_TASK STATEMENT_:
Can you output each of the items below verbatim, character for character?

_ _ _ _ _

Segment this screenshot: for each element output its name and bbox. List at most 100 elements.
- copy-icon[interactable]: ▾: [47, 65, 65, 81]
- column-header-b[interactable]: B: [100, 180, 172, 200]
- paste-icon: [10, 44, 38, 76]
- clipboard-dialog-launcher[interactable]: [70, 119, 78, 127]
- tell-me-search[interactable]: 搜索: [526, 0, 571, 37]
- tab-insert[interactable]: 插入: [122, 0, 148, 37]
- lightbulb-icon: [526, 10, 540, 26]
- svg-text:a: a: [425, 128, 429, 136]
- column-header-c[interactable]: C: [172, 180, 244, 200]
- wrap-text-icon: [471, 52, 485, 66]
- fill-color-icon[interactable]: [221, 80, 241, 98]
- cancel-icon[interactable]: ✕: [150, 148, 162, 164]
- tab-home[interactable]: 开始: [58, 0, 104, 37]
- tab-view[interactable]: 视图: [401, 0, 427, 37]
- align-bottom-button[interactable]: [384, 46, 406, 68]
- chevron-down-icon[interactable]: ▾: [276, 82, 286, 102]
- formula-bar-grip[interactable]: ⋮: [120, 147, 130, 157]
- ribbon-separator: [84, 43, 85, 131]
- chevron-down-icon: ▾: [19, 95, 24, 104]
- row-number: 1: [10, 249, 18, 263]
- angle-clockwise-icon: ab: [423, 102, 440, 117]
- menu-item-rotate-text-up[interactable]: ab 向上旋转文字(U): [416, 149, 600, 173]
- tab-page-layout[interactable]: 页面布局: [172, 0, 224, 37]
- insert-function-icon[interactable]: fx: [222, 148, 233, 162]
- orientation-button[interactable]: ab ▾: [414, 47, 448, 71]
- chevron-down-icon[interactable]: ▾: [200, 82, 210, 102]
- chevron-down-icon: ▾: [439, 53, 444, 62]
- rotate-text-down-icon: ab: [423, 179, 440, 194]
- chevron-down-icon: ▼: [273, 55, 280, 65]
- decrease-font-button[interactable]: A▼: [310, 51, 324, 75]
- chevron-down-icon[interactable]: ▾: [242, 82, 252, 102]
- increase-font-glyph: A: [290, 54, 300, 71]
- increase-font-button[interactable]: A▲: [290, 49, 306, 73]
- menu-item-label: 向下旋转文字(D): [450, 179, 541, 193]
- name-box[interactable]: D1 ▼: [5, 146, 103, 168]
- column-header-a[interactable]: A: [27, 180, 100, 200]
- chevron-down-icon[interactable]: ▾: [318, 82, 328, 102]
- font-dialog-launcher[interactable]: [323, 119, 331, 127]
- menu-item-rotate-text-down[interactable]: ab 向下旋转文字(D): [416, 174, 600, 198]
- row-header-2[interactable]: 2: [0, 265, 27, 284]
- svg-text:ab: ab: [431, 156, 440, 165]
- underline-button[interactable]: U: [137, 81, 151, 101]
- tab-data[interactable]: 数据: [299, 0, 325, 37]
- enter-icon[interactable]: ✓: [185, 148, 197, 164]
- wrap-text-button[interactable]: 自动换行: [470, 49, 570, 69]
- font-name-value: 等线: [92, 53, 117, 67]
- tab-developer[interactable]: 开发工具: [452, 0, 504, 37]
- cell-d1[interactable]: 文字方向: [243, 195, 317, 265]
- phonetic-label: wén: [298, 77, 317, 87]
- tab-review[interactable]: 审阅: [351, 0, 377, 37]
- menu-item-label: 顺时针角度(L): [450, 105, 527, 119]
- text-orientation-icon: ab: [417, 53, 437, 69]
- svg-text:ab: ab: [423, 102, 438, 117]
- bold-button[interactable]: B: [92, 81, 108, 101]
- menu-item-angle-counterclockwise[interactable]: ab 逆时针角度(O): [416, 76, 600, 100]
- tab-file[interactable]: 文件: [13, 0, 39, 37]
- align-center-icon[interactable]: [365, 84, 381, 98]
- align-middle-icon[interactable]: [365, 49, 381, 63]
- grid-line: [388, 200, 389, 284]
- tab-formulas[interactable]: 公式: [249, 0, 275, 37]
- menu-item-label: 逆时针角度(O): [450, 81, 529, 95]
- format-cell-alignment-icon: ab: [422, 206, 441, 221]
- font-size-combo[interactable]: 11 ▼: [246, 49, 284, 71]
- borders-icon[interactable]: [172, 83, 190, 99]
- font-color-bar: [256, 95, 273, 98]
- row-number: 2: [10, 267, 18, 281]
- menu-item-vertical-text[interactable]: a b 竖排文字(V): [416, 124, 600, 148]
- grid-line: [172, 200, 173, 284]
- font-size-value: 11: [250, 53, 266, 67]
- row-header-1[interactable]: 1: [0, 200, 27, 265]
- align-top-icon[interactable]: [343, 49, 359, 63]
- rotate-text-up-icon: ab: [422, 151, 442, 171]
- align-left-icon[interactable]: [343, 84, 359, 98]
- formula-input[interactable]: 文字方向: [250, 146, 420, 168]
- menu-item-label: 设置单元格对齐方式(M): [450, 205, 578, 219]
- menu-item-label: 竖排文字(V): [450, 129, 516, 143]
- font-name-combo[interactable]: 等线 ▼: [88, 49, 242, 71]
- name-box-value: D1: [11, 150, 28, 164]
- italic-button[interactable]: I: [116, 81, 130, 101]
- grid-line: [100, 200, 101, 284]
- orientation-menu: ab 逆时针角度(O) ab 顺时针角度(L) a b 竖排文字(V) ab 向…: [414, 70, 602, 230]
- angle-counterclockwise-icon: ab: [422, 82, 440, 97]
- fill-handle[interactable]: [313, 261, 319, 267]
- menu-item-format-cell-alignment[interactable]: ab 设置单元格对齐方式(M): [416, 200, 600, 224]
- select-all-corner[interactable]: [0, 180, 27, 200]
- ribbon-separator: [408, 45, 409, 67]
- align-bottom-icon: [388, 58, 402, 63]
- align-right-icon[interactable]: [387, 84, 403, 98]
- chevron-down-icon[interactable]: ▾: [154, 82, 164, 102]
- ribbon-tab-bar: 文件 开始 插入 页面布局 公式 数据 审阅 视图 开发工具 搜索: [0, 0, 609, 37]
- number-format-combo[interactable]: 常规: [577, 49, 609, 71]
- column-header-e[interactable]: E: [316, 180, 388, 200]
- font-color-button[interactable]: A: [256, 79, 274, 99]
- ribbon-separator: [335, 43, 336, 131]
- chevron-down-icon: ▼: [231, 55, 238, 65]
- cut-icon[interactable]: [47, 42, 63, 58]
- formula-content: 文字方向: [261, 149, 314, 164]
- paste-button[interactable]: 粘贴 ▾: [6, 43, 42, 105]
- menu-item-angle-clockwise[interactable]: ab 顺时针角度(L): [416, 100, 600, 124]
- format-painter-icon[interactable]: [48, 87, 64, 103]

_ _ _ _ _

_FINAL RESULT_:
Segment this screenshot: for each element output its name and bbox. List at most 100 elements.
- copy-icon[interactable]: ▾: [47, 65, 65, 81]
- column-header-b[interactable]: B: [100, 180, 172, 200]
- paste-icon: [10, 44, 38, 76]
- clipboard-dialog-launcher[interactable]: [70, 119, 78, 127]
- tell-me-search[interactable]: 搜索: [526, 0, 571, 37]
- tab-insert[interactable]: 插入: [122, 0, 148, 37]
- lightbulb-icon: [526, 10, 540, 26]
- svg-text:a: a: [425, 128, 429, 136]
- column-header-c[interactable]: C: [172, 180, 244, 200]
- wrap-text-icon: [471, 52, 485, 66]
- fill-color-icon[interactable]: [221, 80, 241, 98]
- cancel-icon[interactable]: ✕: [150, 148, 162, 164]
- tab-home[interactable]: 开始: [58, 0, 104, 37]
- tab-view[interactable]: 视图: [401, 0, 427, 37]
- align-bottom-button[interactable]: [384, 46, 406, 68]
- chevron-down-icon[interactable]: ▾: [276, 82, 286, 102]
- formula-bar-grip[interactable]: ⋮: [120, 147, 130, 157]
- ribbon-separator: [84, 43, 85, 131]
- chevron-down-icon: ▾: [19, 95, 24, 104]
- row-number: 1: [10, 249, 18, 263]
- angle-clockwise-icon: ab: [423, 102, 440, 117]
- menu-item-rotate-text-up[interactable]: ab 向上旋转文字(U): [416, 149, 600, 173]
- tab-page-layout[interactable]: 页面布局: [172, 0, 224, 37]
- insert-function-icon[interactable]: fx: [222, 148, 233, 162]
- orientation-button[interactable]: ab ▾: [414, 47, 448, 71]
- chevron-down-icon[interactable]: ▾: [200, 82, 210, 102]
- chevron-down-icon: ▾: [439, 53, 444, 62]
- rotate-text-down-icon: ab: [423, 179, 440, 194]
- chevron-down-icon: ▼: [273, 55, 280, 65]
- decrease-font-button[interactable]: A▼: [310, 51, 324, 75]
- chevron-down-icon[interactable]: ▾: [242, 82, 252, 102]
- increase-font-glyph: A: [290, 54, 300, 71]
- increase-font-button[interactable]: A▲: [290, 49, 306, 73]
- menu-item-label: 向下旋转文字(D): [450, 179, 541, 193]
- name-box[interactable]: D1 ▼: [5, 146, 103, 168]
- column-header-a[interactable]: A: [27, 180, 100, 200]
- chevron-down-icon[interactable]: ▾: [318, 82, 328, 102]
- font-dialog-launcher[interactable]: [323, 119, 331, 127]
- menu-item-rotate-text-down[interactable]: ab 向下旋转文字(D): [416, 174, 600, 198]
- row-header-2[interactable]: 2: [0, 265, 27, 284]
- svg-text:ab: ab: [431, 156, 440, 165]
- underline-button[interactable]: U: [137, 81, 151, 101]
- tab-data[interactable]: 数据: [299, 0, 325, 37]
- enter-icon[interactable]: ✓: [185, 148, 197, 164]
- wrap-text-button[interactable]: 自动换行: [470, 49, 570, 69]
- font-name-value: 等线: [92, 53, 117, 67]
- tab-developer[interactable]: 开发工具: [452, 0, 504, 37]
- cell-d1[interactable]: 文字方向: [243, 195, 317, 265]
- phonetic-label: wén: [298, 77, 317, 87]
- tab-review[interactable]: 审阅: [351, 0, 377, 37]
- menu-item-label: 顺时针角度(L): [450, 105, 527, 119]
- text-orientation-icon: ab: [417, 53, 437, 69]
- svg-text:ab: ab: [423, 102, 438, 117]
- bold-button[interactable]: B: [92, 81, 108, 101]
- menu-item-angle-counterclockwise[interactable]: ab 逆时针角度(O): [416, 76, 600, 100]
- tab-file[interactable]: 文件: [13, 0, 39, 37]
- align-center-icon[interactable]: [365, 84, 381, 98]
- align-middle-icon[interactable]: [365, 49, 381, 63]
- grid-line: [388, 200, 389, 284]
- tab-formulas[interactable]: 公式: [249, 0, 275, 37]
- menu-item-label: 逆时针角度(O): [450, 81, 529, 95]
- format-cell-alignment-icon: ab: [422, 206, 441, 221]
- font-size-combo[interactable]: 11 ▼: [246, 49, 284, 71]
- borders-icon[interactable]: [172, 83, 190, 99]
- font-color-bar: [256, 95, 273, 98]
- row-number: 2: [10, 267, 18, 281]
- menu-item-vertical-text[interactable]: a b 竖排文字(V): [416, 124, 600, 148]
- grid-line: [172, 200, 173, 284]
- font-size-value: 11: [250, 53, 266, 67]
- row-header-1[interactable]: 1: [0, 200, 27, 265]
- align-top-icon[interactable]: [343, 49, 359, 63]
- rotate-text-up-icon: ab: [422, 151, 442, 171]
- align-left-icon[interactable]: [343, 84, 359, 98]
- formula-input[interactable]: 文字方向: [250, 146, 420, 168]
- menu-item-label: 设置单元格对齐方式(M): [450, 205, 578, 219]
- menu-item-label: 竖排文字(V): [450, 129, 516, 143]
- font-name-combo[interactable]: 等线 ▼: [88, 49, 242, 71]
- name-box-value: D1: [11, 150, 28, 164]
- italic-button[interactable]: I: [116, 81, 130, 101]
- grid-line: [100, 200, 101, 284]
- orientation-menu: ab 逆时针角度(O) ab 顺时针角度(L) a b 竖排文字(V) ab 向…: [414, 70, 602, 230]
- angle-counterclockwise-icon: ab: [422, 82, 440, 97]
- fill-handle[interactable]: [313, 261, 319, 267]
- menu-item-format-cell-alignment[interactable]: ab 设置单元格对齐方式(M): [416, 200, 600, 224]
- select-all-corner[interactable]: [0, 180, 27, 200]
- ribbon-separator: [408, 45, 409, 67]
- align-bottom-icon: [388, 58, 402, 63]
- align-right-icon[interactable]: [387, 84, 403, 98]
- chevron-down-icon[interactable]: ▾: [154, 82, 164, 102]
- ribbon-tab-bar: 文件 开始 插入 页面布局 公式 数据 审阅 视图 开发工具 搜索: [0, 0, 609, 37]
- number-format-combo[interactable]: 常规: [577, 49, 609, 71]
- column-header-e[interactable]: E: [316, 180, 388, 200]
- font-color-button[interactable]: A: [256, 79, 274, 99]
- ribbon-separator: [335, 43, 336, 131]
- chevron-down-icon: ▼: [231, 55, 238, 65]
- cut-icon[interactable]: [47, 42, 63, 58]
- formula-content: 文字方向: [261, 149, 314, 164]
- paste-button[interactable]: 粘贴 ▾: [6, 43, 42, 105]
- menu-item-angle-clockwise[interactable]: ab 顺时针角度(L): [416, 100, 600, 124]
- format-painter-icon[interactable]: [48, 87, 64, 103]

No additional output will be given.